[start]

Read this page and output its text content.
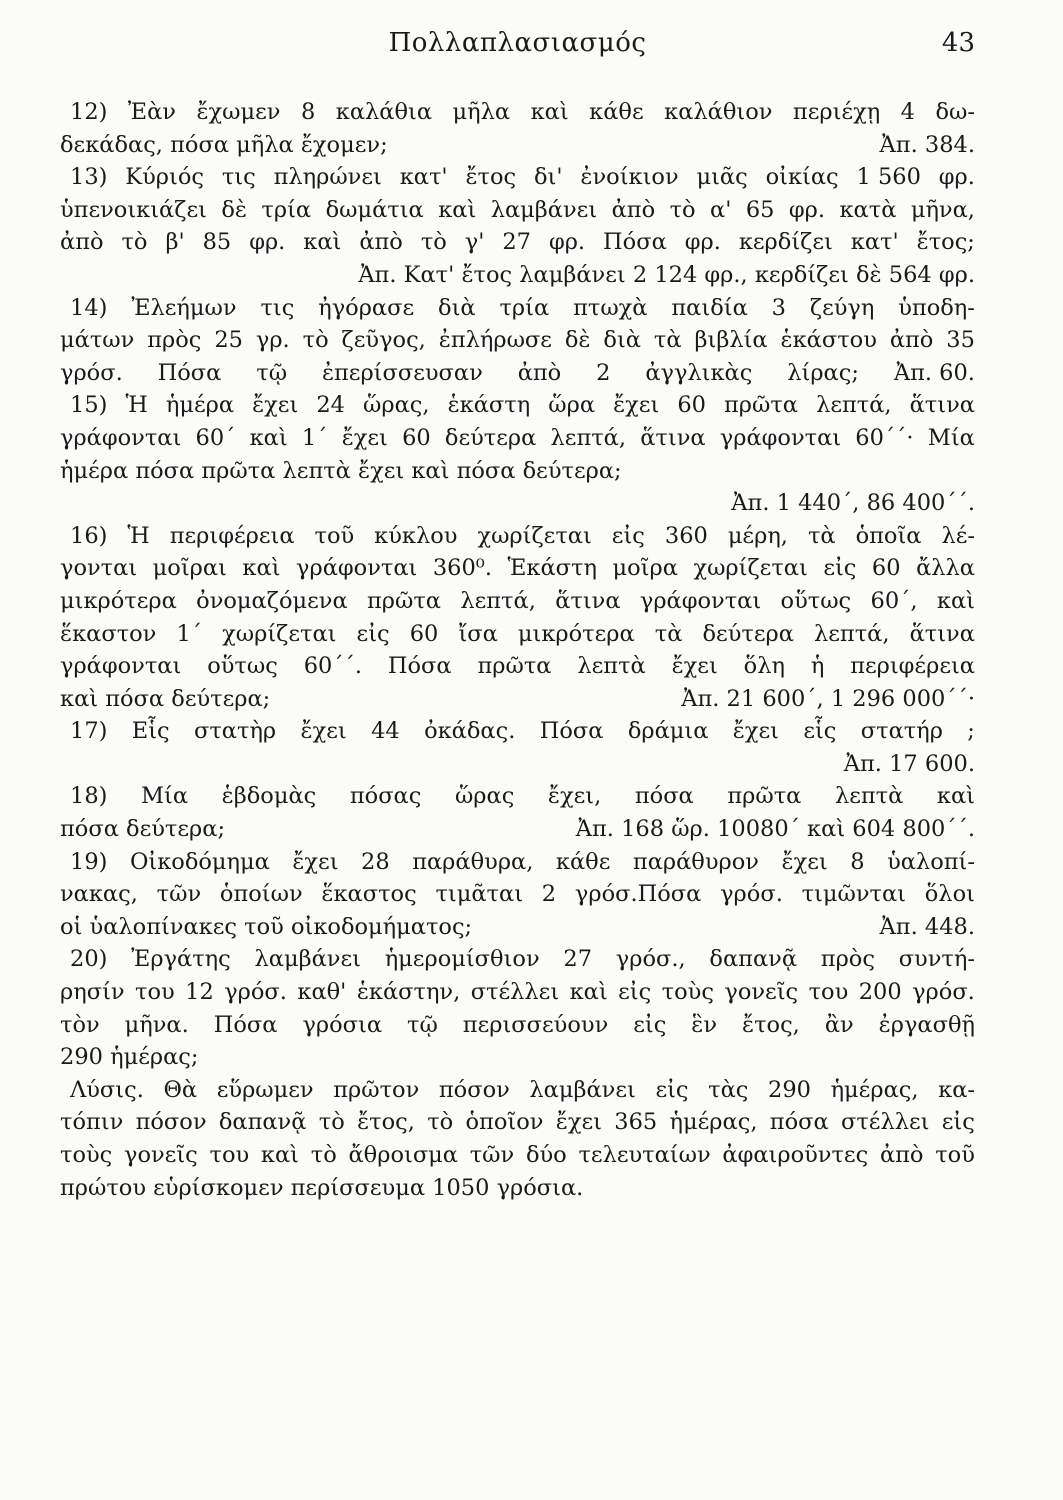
Πολλαπλασιασμός	43
12) Ἐὰν ἔχωμεν 8 καλάθια μῆλα καὶ κάθε καλάθιον περιέχῃ 4 δω-
δεκάδας, πόσα μῆλα ἔχομεν;	Ἀπ. 384.
13) Κύριός τις πληρώνει κατ' ἔτος δι' ἐνοίκιον μιᾶς οἰκίας 1 560 φρ.
ὑπενοικιάζει δὲ τρία δωμάτια καὶ λαμβάνει ἀπὸ τὸ α' 65 φρ. κατὰ μῆνα,
ἀπὸ τὸ β' 85 φρ. καὶ ἀπὸ τὸ γ' 27 φρ. Πόσα φρ. κερδίζει κατ' ἔτος;
Ἀπ. Κατ' ἔτος λαμβάνει 2 124 φρ., κερδίζει δὲ 564 φρ.
14) Ἐλεήμων τις ἠγόρασε διὰ τρία πτωχὰ παιδία 3 ζεύγη ὑποδη-
μάτων πρὸς 25 γρ. τὸ ζεῦγος, ἐπλήρωσε δὲ διὰ τὰ βιβλία ἑκάστου ἀπὸ 35
γρόσ. Πόσα τῷ ἐπερίσσευσαν ἀπὸ 2 ἀγγλικὰς λίρας; Ἀπ. 60.
15) Ἡ ἡμέρα ἔχει 24 ὥρας, ἑκάστη ὥρα ἔχει 60 πρῶτα λεπτά, ἅτινα
γράφονται 60΄ καὶ 1΄ ἔχει 60 δεύτερα λεπτά, ἅτινα γράφονται 60΄΄· Μία
ἡμέρα πόσα πρῶτα λεπτὰ ἔχει καὶ πόσα δεύτερα;
Ἀπ. 1 440΄, 86 400΄΄.
16) Ἡ περιφέρεια τοῦ κύκλου χωρίζεται εἰς 360 μέρη, τὰ ὁποῖα λέ-
γονται μοῖραι καὶ γράφονται 360⁰. Ἑκάστη μοῖρα χωρίζεται εἰς 60 ἄλλα
μικρότερα ὀνομαζόμενα πρῶτα λεπτά, ἅτινα γράφονται οὕτως 60΄, καὶ
ἕκαστον 1΄ χωρίζεται εἰς 60 ἴσα μικρότερα τὰ δεύτερα λεπτά, ἅτινα
γράφονται οὕτως 60΄΄. Πόσα πρῶτα λεπτὰ ἔχει ὅλη ἡ περιφέρεια
καὶ πόσα δεύτερα;	Ἀπ. 21 600΄, 1 296 000΄΄·
17) Εἷς στατὴρ ἔχει 44 ὀκάδας. Πόσα δράμια ἔχει εἷς στατήρ ;
Ἀπ. 17 600.
18) Μία ἑβδομὰς πόσας ὥρας ἔχει, πόσα πρῶτα λεπτὰ καὶ
πόσα δεύτερα;	Ἀπ. 168 ὥρ. 10080΄ καὶ 604 800΄΄.
19) Οἰκοδόμημα ἔχει 28 παράθυρα, κάθε παράθυρον ἔχει 8 ὑαλοπί-
νακας, τῶν ὁποίων ἕκαστος τιμᾶται 2 γρόσ.Πόσα γρόσ. τιμῶνται ὅλοι
οἱ ὑαλοπίνακες τοῦ οἰκοδομήματος;	Ἀπ. 448.
20) Ἐργάτης λαμβάνει ἡμερομίσθιον 27 γρόσ., δαπανᾷ πρὸς συντή-
ρησίν του 12 γρόσ. καθ' ἑκάστην, στέλλει καὶ εἰς τοὺς γονεῖς του 200 γρόσ.
τὸν μῆνα. Πόσα γρόσια τῷ περισσεύουν εἰς ἓν ἔτος, ἂν ἐργασθῇ
290 ἡμέρας;
Λύσις. Θὰ εὕρωμεν πρῶτον πόσον λαμβάνει εἰς τὰς 290 ἡμέρας, κα-
τόπιν πόσον δαπανᾷ τὸ ἔτος, τὸ ὁποῖον ἔχει 365 ἡμέρας, πόσα στέλλει εἰς
τοὺς γονεῖς του καὶ τὸ ἄθροισμα τῶν δύο τελευταίων ἀφαιροῦντες ἀπὸ τοῦ
πρώτου εὑρίσκομεν περίσσευμα 1050 γρόσια.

[end]

__Aim__. Return each line of the data, keeping its wording exact and omitting pictures.

__Problem solution__.
Read this page and output its text content.
Πολλαπλασιασμός	43
12) Ἐὰν ἔχωμεν 8 καλάθια μῆλα καὶ κάθε καλάθιον περιέχῃ 4 δω-
δεκάδας, πόσα μῆλα ἔχομεν;	Ἀπ. 384.
13) Κύριός τις πληρώνει κατ' ἔτος δι' ἐνοίκιον μιᾶς οἰκίας 1 560 φρ.
ὑπενοικιάζει δὲ τρία δωμάτια καὶ λαμβάνει ἀπὸ τὸ α' 65 φρ. κατὰ μῆνα,
ἀπὸ τὸ β' 85 φρ. καὶ ἀπὸ τὸ γ' 27 φρ. Πόσα φρ. κερδίζει κατ' ἔτος;
Ἀπ. Κατ' ἔτος λαμβάνει 2 124 φρ., κερδίζει δὲ 564 φρ.
14) Ἐλεήμων τις ἠγόρασε διὰ τρία πτωχὰ παιδία 3 ζεύγη ὑποδη-
μάτων πρὸς 25 γρ. τὸ ζεῦγος, ἐπλήρωσε δὲ διὰ τὰ βιβλία ἑκάστου ἀπὸ 35
γρόσ. Πόσα τῷ ἐπερίσσευσαν ἀπὸ 2 ἀγγλικὰς λίρας; Ἀπ. 60.
15) Ἡ ἡμέρα ἔχει 24 ὥρας, ἑκάστη ὥρα ἔχει 60 πρῶτα λεπτά, ἅτινα
γράφονται 60΄ καὶ 1΄ ἔχει 60 δεύτερα λεπτά, ἅτινα γράφονται 60΄΄· Μία
ἡμέρα πόσα πρῶτα λεπτὰ ἔχει καὶ πόσα δεύτερα;
Ἀπ. 1 440΄, 86 400΄΄.
16) Ἡ περιφέρεια τοῦ κύκλου χωρίζεται εἰς 360 μέρη, τὰ ὁποῖα λέ-
γονται μοῖραι καὶ γράφονται 360⁰. Ἑκάστη μοῖρα χωρίζεται εἰς 60 ἄλλα
μικρότερα ὀνομαζόμενα πρῶτα λεπτά, ἅτινα γράφονται οὕτως 60΄, καὶ
ἕκαστον 1΄ χωρίζεται εἰς 60 ἴσα μικρότερα τὰ δεύτερα λεπτά, ἅτινα
γράφονται οὕτως 60΄΄. Πόσα πρῶτα λεπτὰ ἔχει ὅλη ἡ περιφέρεια
καὶ πόσα δεύτερα;	Ἀπ. 21 600΄, 1 296 000΄΄·
17) Εἷς στατὴρ ἔχει 44 ὀκάδας. Πόσα δράμια ἔχει εἷς στατήρ ;
Ἀπ. 17 600.
18) Μία ἑβδομὰς πόσας ὥρας ἔχει, πόσα πρῶτα λεπτὰ καὶ
πόσα δεύτερα;	Ἀπ. 168 ὥρ. 10080΄ καὶ 604 800΄΄.
19) Οἰκοδόμημα ἔχει 28 παράθυρα, κάθε παράθυρον ἔχει 8 ὑαλοπί-
νακας, τῶν ὁποίων ἕκαστος τιμᾶται 2 γρόσ.Πόσα γρόσ. τιμῶνται ὅλοι
οἱ ὑαλοπίνακες τοῦ οἰκοδομήματος;	Ἀπ. 448.
20) Ἐργάτης λαμβάνει ἡμερομίσθιον 27 γρόσ., δαπανᾷ πρὸς συντή-
ρησίν του 12 γρόσ. καθ' ἑκάστην, στέλλει καὶ εἰς τοὺς γονεῖς του 200 γρόσ.
τὸν μῆνα. Πόσα γρόσια τῷ περισσεύουν εἰς ἓν ἔτος, ἂν ἐργασθῇ
290 ἡμέρας;
Λύσις. Θὰ εὕρωμεν πρῶτον πόσον λαμβάνει εἰς τὰς 290 ἡμέρας, κα-
τόπιν πόσον δαπανᾷ τὸ ἔτος, τὸ ὁποῖον ἔχει 365 ἡμέρας, πόσα στέλλει εἰς
τοὺς γονεῖς του καὶ τὸ ἄθροισμα τῶν δύο τελευταίων ἀφαιροῦντες ἀπὸ τοῦ
πρώτου εὑρίσκομεν περίσσευμα 1050 γρόσια.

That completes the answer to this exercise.